Tuna Etos Keprofesoran

Oleh: M. Fauzi Sukri

 

/1/

PERSEPSI KITA pada identitas profesor bermula dari prasangka baik. Dan tak hanya itu, malah sangat utopis dan fantastik. Dulu, saat masih bocah kecil di sekolah dasar di satu desa di Jawa Timur, aku dan hampir seluruh teman seusiaku, bisa dan biasa membayangkan: profesor adalah sejenis makhluk yang sangat canggih, sangat cerdas bahkan jenius, paham segala seluk beluk ilmu yang mendalam dan melangit, dan terutama mampu menciptakan benda-benda ajaib yang sangat bermanfaat bagi kehidupan manusia.

 

 

Betapa fantastiknya imaji profesor pada masa akhir Orde Baru dan menjelang awal  milenium baru (2000) kala itu. Yang selalu melekat dalam ingatanku tentang sesosok profesor Indonesia adalah Profesor B.J. Habibie. Makhluk ini, dalam omongan bocah kala itu, adalah makhluk jenius yang mampu membuat pesawat paling canggih teknologis sejagat raya!

 

 

Entah dari mana nama ini masuk ke dalam sistem pengingatanku. Yang sangat jelas, di rumah tidak ada koran (masuk desa). Tapi ada televisi yang hampir tidak pernah kami tonton beritanya. Barangkali dari omongan guru-guru sekolah dasar — tidak mungkin dari warga desa. Nama itu seperti mitos purba yang begitu saja beredar di kalangan bocah sekolahan — aku yakin ini menyebar ke seluruh sekolah dasar di Indonesia kala itu. Beberapa temanku bahkan ada yang berandai-andai hendak menjadi profesor.

 

 

Beberapa tahun kemudian, eh ternyata, imajinasi profesor masih tetap sama. Pada 3 April 2017, aku dan beberapa teman mengajak siswa-siswi SD Muhammadiyah PK untuk menulis puisi dan prosa. Saat mereka diminta menulis tentang teknologi, ternyata mereka segera menulis sosok profesor yang masuk dalam sistem nalar imajinatif mereka. Dalam prosa yang kemudian dibukukan itu, Terbang ke Rumah Profesor (Jagat Abjad, 2017), kita mendapatkan kisah-kisah profesor super teknologis canggih.

● Yang Harus Dikerjakan
[A] Tuliskan kembali tanpa perubahan baris-baris dalam entri data, mulai dari baris pertama entri sampai dengan baris yang memuat "UI element localization: list", termasuk kedua batasnya.
[B] Bisakah Anda melanjutkan esai tentang citra profesor ini, dimulai sesudah kalimat terakhirnya?
Esai tentang citra profesor ini tidak berkaitan dengan entri data.

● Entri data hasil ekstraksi
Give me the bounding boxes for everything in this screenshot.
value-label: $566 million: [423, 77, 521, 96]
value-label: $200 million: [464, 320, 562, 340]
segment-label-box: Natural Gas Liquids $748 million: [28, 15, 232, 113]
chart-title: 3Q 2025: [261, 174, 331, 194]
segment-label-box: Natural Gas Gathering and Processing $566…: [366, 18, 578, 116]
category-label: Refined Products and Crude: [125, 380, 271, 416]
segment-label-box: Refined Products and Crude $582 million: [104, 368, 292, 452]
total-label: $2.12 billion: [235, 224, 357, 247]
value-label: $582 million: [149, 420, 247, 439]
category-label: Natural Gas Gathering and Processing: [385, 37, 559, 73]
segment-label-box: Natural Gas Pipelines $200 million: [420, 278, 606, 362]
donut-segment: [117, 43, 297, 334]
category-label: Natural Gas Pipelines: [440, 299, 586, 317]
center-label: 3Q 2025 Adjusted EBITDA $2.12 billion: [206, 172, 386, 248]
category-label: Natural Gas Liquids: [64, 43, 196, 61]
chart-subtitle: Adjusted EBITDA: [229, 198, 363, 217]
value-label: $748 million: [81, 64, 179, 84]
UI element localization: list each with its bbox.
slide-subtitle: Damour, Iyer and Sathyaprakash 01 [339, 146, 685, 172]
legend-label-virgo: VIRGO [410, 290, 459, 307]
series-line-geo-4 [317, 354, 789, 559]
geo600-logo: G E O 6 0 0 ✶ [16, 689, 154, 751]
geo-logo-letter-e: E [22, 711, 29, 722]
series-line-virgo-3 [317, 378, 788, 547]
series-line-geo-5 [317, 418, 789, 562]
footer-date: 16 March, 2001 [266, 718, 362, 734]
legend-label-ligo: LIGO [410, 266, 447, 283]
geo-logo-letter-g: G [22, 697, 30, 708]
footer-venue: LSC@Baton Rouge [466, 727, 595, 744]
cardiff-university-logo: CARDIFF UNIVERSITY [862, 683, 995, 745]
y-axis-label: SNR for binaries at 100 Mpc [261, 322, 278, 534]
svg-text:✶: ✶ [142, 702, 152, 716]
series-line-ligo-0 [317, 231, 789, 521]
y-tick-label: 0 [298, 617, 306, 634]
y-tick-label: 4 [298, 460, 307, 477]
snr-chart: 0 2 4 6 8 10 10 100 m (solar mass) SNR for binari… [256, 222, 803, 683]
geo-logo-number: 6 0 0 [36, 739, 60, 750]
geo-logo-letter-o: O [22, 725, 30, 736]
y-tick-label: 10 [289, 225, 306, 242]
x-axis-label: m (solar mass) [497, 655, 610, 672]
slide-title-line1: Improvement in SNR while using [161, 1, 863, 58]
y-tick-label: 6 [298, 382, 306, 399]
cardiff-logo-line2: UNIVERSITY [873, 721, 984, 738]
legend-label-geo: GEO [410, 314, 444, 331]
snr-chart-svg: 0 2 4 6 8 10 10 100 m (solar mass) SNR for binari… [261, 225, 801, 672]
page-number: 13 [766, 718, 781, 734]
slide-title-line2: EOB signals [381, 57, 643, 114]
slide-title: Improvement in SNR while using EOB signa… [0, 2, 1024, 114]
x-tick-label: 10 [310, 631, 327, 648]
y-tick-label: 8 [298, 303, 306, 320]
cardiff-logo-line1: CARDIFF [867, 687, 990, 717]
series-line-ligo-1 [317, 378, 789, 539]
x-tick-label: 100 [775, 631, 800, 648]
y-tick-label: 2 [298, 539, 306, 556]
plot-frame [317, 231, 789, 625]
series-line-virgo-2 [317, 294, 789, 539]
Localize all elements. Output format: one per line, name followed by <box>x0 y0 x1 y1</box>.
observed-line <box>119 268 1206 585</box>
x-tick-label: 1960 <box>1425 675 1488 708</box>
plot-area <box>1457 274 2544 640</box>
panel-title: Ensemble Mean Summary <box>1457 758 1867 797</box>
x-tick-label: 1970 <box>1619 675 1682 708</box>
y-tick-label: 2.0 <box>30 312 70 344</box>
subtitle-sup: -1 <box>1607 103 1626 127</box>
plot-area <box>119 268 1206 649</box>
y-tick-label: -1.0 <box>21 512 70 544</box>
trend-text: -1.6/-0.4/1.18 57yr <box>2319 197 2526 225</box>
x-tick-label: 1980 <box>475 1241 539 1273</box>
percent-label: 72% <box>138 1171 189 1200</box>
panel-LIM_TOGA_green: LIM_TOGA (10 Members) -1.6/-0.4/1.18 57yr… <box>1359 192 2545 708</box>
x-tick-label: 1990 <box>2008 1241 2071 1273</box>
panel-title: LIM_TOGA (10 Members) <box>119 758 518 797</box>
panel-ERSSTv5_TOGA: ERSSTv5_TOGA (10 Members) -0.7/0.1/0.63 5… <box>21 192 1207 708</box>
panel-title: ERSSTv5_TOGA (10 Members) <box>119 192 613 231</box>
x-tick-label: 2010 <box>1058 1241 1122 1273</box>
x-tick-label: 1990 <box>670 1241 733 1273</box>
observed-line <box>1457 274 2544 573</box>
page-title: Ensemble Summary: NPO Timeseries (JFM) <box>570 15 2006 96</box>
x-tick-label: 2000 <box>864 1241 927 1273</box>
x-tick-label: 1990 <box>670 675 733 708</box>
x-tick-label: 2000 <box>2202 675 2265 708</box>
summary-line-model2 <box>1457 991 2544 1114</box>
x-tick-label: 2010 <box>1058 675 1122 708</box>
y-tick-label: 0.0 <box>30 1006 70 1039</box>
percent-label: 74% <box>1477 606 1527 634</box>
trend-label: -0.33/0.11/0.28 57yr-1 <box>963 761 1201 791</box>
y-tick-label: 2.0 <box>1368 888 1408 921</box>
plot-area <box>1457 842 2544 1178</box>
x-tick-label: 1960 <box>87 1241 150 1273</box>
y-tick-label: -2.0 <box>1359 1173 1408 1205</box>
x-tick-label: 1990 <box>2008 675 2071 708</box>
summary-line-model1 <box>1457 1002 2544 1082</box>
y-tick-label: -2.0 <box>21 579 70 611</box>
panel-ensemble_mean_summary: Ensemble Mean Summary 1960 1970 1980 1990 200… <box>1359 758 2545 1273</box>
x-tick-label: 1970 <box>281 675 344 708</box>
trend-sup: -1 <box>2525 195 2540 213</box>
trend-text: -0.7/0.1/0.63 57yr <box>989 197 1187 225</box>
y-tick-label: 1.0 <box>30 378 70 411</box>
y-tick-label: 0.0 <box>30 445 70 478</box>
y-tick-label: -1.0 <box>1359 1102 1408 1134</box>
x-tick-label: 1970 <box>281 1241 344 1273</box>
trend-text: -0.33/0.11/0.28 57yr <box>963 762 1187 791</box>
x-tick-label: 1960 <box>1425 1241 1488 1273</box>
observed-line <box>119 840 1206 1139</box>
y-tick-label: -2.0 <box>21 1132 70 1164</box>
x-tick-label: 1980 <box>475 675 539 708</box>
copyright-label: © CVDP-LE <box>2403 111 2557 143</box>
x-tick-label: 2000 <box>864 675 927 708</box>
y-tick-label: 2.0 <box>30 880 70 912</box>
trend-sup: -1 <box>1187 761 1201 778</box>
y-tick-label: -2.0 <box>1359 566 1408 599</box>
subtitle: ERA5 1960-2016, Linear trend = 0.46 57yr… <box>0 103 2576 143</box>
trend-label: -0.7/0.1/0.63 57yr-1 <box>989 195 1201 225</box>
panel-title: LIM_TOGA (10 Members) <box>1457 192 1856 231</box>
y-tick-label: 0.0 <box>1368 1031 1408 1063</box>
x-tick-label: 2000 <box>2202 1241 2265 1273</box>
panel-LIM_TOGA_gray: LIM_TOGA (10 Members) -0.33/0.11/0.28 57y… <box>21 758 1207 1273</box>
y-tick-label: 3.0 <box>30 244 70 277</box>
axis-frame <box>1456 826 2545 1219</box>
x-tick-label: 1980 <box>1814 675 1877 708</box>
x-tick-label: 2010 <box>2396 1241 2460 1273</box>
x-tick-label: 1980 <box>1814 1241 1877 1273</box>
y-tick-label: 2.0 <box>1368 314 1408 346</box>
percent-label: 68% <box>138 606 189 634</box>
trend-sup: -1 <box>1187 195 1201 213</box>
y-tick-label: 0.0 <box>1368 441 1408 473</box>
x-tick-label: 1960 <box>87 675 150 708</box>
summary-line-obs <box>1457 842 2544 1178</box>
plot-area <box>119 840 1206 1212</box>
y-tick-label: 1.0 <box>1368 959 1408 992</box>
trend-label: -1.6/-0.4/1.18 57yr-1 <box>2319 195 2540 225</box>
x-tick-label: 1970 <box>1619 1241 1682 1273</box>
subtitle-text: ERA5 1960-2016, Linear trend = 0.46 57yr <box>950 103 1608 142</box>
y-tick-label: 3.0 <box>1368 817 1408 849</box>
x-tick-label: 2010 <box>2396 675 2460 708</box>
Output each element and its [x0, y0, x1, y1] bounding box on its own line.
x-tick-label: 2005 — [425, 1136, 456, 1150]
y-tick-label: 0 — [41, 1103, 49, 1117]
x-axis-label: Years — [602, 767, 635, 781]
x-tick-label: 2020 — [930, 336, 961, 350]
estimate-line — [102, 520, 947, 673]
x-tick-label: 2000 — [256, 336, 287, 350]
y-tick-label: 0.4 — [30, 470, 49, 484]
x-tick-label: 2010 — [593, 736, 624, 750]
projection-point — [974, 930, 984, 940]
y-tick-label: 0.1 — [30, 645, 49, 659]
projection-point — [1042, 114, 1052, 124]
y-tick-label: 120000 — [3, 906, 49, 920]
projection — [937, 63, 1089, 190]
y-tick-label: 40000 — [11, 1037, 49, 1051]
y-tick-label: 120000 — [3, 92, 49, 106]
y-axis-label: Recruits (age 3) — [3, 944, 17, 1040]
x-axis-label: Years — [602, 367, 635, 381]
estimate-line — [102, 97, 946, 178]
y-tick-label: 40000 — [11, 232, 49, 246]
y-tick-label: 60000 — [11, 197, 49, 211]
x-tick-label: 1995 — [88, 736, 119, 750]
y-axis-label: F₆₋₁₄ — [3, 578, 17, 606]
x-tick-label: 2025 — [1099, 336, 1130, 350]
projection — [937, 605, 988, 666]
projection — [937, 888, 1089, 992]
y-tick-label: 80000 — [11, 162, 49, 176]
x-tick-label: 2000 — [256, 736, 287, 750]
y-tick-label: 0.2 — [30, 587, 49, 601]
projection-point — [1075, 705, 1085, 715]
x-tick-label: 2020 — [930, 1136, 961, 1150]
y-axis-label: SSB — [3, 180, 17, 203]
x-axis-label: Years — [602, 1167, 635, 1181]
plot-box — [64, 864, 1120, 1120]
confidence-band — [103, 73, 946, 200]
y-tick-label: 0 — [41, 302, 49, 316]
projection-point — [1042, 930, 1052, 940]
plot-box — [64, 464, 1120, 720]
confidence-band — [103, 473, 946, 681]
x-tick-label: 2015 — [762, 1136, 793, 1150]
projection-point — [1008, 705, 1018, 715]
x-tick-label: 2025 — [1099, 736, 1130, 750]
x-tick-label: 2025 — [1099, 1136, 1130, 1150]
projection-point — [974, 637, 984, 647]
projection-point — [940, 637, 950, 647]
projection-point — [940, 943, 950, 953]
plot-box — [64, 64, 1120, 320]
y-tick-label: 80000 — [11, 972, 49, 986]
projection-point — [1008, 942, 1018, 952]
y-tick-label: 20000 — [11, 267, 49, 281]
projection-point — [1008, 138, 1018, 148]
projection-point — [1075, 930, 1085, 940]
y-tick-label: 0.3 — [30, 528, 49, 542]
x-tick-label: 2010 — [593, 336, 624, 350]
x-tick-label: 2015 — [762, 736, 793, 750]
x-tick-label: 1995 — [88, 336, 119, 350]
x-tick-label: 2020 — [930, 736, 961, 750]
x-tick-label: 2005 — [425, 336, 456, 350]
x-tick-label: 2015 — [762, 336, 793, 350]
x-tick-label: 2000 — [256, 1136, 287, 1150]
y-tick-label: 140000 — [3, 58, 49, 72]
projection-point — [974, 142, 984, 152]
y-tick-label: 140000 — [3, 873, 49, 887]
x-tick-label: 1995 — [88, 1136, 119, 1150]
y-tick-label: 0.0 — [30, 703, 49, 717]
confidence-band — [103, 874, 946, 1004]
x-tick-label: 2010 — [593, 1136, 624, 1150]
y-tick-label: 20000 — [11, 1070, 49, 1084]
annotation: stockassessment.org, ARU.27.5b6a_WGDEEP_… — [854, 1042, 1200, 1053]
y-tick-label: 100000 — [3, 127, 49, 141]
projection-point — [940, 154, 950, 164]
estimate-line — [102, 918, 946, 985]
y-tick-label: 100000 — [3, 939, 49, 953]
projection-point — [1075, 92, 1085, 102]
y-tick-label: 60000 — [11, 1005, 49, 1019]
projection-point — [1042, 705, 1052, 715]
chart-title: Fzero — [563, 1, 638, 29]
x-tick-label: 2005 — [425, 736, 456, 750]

● Hasil Tugas
[A]
Give me the bounding boxes for everything in this screenshot.
value-label: $566 million: [423, 77, 521, 96]
value-label: $200 million: [464, 320, 562, 340]
segment-label-box: Natural Gas Liquids $748 million: [28, 15, 232, 113]
chart-title: 3Q 2025: [261, 174, 331, 194]
segment-label-box: Natural Gas Gathering and Processing $566…: [366, 18, 578, 116]
category-label: Refined Products and Crude: [125, 380, 271, 416]
segment-label-box: Refined Products and Crude $582 million: [104, 368, 292, 452]
total-label: $2.12 billion: [235, 224, 357, 247]
value-label: $582 million: [149, 420, 247, 439]
category-label: Natural Gas Gathering and Processing: [385, 37, 559, 73]
segment-label-box: Natural Gas Pipelines $200 million: [420, 278, 606, 362]
donut-segment: [117, 43, 297, 334]
category-label: Natural Gas Pipelines: [440, 299, 586, 317]
center-label: 3Q 2025 Adjusted EBITDA $2.12 billion: [206, 172, 386, 248]
category-label: Natural Gas Liquids: [64, 43, 196, 61]
chart-subtitle: Adjusted EBITDA: [229, 198, 363, 217]
value-label: $748 million: [81, 64, 179, 84]
UI element localization: list each with its bbox.

[B]
 

 

Tersebutlah Profesor Dudu yang kehilangan keluarganya. Dalam mimpi, dia mendapatkan alamat keluarganya yang hilang. Dia harus bertemu dan menjemput keluarganya. Tentu saja dia membutuhkan alat transportasi. Maka, karena dia adalah makhluk jenius teknologis, dia membuat pesawat terbang super fantastik: pesawat dari kardus yang bisa terbang. Akhirnya dia bertemu keluarganya kembali, berkat kejeniusan dan kemampuannya membuat pesawat.

 

 

Ada juga kisah profesor yang mampu membuat pesawat dari tenaga otot dan angin yang sudah ditransformasi sedemikian rupa sehingga mampu terbang. Maka, sang profesor dan juga hewan-hewan yang terancam terkena letusan gunung bisa selamat berkat pesawat canggih buatan sang profesor.

 

 

Kisah-kisah profesor ini sudah pasti bakal kita temukan pada tahun-tahun yang akan datang. Dan imajinasinya hampir selalu sama: sejenis makhluk yang sangat canggih, sangat cerdas bahkan jenius tingkat tertinggi, paham segala seluk beluk ilmu yang mendalam dan melangit, dan terutama mampu menciptakan benda-benda ajaib yang sangat bermanfaat bagi kehidupan manusia.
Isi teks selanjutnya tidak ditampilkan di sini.